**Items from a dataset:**
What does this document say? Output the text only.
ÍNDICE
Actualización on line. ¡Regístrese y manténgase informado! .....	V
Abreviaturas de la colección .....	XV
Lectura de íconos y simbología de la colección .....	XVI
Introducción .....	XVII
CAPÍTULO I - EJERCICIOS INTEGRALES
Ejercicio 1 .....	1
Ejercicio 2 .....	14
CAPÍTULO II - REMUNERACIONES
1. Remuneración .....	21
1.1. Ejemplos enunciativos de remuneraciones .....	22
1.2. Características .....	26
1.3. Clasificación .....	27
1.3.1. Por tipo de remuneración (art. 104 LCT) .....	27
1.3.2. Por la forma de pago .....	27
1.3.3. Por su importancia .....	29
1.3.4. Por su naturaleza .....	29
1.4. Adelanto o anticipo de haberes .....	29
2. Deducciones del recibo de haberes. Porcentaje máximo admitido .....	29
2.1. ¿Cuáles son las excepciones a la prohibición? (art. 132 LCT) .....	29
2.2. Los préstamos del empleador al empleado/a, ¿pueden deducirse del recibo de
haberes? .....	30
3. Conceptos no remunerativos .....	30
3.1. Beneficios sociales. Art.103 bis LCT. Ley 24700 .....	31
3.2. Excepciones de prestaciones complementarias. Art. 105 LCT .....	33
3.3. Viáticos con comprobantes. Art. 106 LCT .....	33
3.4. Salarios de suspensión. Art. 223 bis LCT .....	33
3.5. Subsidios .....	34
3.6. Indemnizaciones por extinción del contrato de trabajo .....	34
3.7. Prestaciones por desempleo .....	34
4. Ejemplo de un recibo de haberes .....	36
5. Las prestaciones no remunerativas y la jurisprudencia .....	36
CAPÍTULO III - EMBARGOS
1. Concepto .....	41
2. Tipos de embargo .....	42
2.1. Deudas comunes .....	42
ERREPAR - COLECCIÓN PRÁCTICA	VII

**EXERCISE REQUIREMENTS:** Each line of the listing above should be output exactly.

**SOLUTION FOR THIS PROBLEM:**
What does this document say? Output the text only.
ÍNDICE
Actualización on line. ¡Regístrese y manténgase informado! .....	V
Abreviaturas de la colección .....	XV
Lectura de íconos y simbología de la colección .....	XVI
Introducción .....	XVII
CAPÍTULO I - EJERCICIOS INTEGRALES
Ejercicio 1 .....	1
Ejercicio 2 .....	14
CAPÍTULO II - REMUNERACIONES
1. Remuneración .....	21
1.1. Ejemplos enunciativos de remuneraciones .....	22
1.2. Características .....	26
1.3. Clasificación .....	27
1.3.1. Por tipo de remuneración (art. 104 LCT) .....	27
1.3.2. Por la forma de pago .....	27
1.3.3. Por su importancia .....	29
1.3.4. Por su naturaleza .....	29
1.4. Adelanto o anticipo de haberes .....	29
2. Deducciones del recibo de haberes. Porcentaje máximo admitido .....	29
2.1. ¿Cuáles son las excepciones a la prohibición? (art. 132 LCT) .....	29
2.2. Los préstamos del empleador al empleado/a, ¿pueden deducirse del recibo de
haberes? .....	30
3. Conceptos no remunerativos .....	30
3.1. Beneficios sociales. Art.103 bis LCT. Ley 24700 .....	31
3.2. Excepciones de prestaciones complementarias. Art. 105 LCT .....	33
3.3. Viáticos con comprobantes. Art. 106 LCT .....	33
3.4. Salarios de suspensión. Art. 223 bis LCT .....	33
3.5. Subsidios .....	34
3.6. Indemnizaciones por extinción del contrato de trabajo .....	34
3.7. Prestaciones por desempleo .....	34
4. Ejemplo de un recibo de haberes .....	36
5. Las prestaciones no remunerativas y la jurisprudencia .....	36
CAPÍTULO III - EMBARGOS
1. Concepto .....	41
2. Tipos de embargo .....	42
2.1. Deudas comunes .....	42
ERREPAR - COLECCIÓN PRÁCTICA	VII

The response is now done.